Your goal -
Your task is to print every entry below exactly as given.

Given data -
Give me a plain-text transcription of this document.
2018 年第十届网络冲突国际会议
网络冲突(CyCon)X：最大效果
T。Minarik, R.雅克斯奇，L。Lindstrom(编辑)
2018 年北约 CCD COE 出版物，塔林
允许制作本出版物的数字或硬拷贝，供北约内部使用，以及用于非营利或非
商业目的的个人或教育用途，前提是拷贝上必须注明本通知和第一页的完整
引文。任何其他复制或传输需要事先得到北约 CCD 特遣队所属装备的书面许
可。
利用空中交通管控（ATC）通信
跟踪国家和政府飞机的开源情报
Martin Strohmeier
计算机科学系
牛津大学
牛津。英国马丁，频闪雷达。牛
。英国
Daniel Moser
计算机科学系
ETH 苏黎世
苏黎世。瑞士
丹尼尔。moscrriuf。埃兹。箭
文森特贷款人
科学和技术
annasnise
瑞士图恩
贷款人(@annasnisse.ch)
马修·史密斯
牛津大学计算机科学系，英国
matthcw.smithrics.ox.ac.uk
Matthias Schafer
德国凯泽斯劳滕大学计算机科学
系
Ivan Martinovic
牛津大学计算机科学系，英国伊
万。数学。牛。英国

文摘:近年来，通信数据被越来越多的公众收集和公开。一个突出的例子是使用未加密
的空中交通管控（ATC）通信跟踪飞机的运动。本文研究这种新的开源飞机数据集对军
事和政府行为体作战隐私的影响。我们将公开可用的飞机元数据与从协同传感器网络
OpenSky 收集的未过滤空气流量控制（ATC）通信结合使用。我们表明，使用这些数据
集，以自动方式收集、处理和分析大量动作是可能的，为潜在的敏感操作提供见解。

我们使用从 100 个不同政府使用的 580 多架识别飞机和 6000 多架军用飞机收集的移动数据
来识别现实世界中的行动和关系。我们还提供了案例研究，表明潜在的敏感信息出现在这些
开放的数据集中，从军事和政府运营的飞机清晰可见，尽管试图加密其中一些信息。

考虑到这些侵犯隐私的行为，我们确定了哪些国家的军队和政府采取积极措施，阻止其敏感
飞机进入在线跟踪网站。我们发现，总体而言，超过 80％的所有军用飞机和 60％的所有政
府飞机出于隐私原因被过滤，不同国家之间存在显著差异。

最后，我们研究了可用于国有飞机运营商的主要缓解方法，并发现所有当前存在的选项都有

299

The completed task -
Give me a plain-text transcription of this document.
2018 年第十届网络冲突国际会议
网络冲突(CyCon)X：最大效果
T。Minarik, R.雅克斯奇，L。Lindstrom(编辑)
2018 年北约 CCD COE 出版物，塔林
允许制作本出版物的数字或硬拷贝，供北约内部使用，以及用于非营利或非
商业目的的个人或教育用途，前提是拷贝上必须注明本通知和第一页的完整
引文。任何其他复制或传输需要事先得到北约 CCD 特遣队所属装备的书面许
可。
利用空中交通管控（ATC）通信
跟踪国家和政府飞机的开源情报
Martin Strohmeier
计算机科学系
牛津大学
牛津。英国马丁，频闪雷达。牛
。英国
Daniel Moser
计算机科学系
ETH 苏黎世
苏黎世。瑞士
丹尼尔。moscrriuf。埃兹。箭
文森特贷款人
科学和技术
annasnise
瑞士图恩
贷款人(@annasnisse.ch)
马修·史密斯
牛津大学计算机科学系，英国
matthcw.smithrics.ox.ac.uk
Matthias Schafer
德国凯泽斯劳滕大学计算机科学
系
Ivan Martinovic
牛津大学计算机科学系，英国伊
万。数学。牛。英国

文摘:近年来，通信数据被越来越多的公众收集和公开。一个突出的例子是使用未加密
的空中交通管控（ATC）通信跟踪飞机的运动。本文研究这种新的开源飞机数据集对军
事和政府行为体作战隐私的影响。我们将公开可用的飞机元数据与从协同传感器网络
OpenSky 收集的未过滤空气流量控制（ATC）通信结合使用。我们表明，使用这些数据
集，以自动方式收集、处理和分析大量动作是可能的，为潜在的敏感操作提供见解。

我们使用从 100 个不同政府使用的 580 多架识别飞机和 6000 多架军用飞机收集的移动数据
来识别现实世界中的行动和关系。我们还提供了案例研究，表明潜在的敏感信息出现在这些
开放的数据集中，从军事和政府运营的飞机清晰可见，尽管试图加密其中一些信息。

考虑到这些侵犯隐私的行为，我们确定了哪些国家的军队和政府采取积极措施，阻止其敏感
飞机进入在线跟踪网站。我们发现，总体而言，超过 80％的所有军用飞机和 60％的所有政
府飞机出于隐私原因被过滤，不同国家之间存在显著差异。

最后，我们研究了可用于国有飞机运营商的主要缓解方法，并发现所有当前存在的选项都有

299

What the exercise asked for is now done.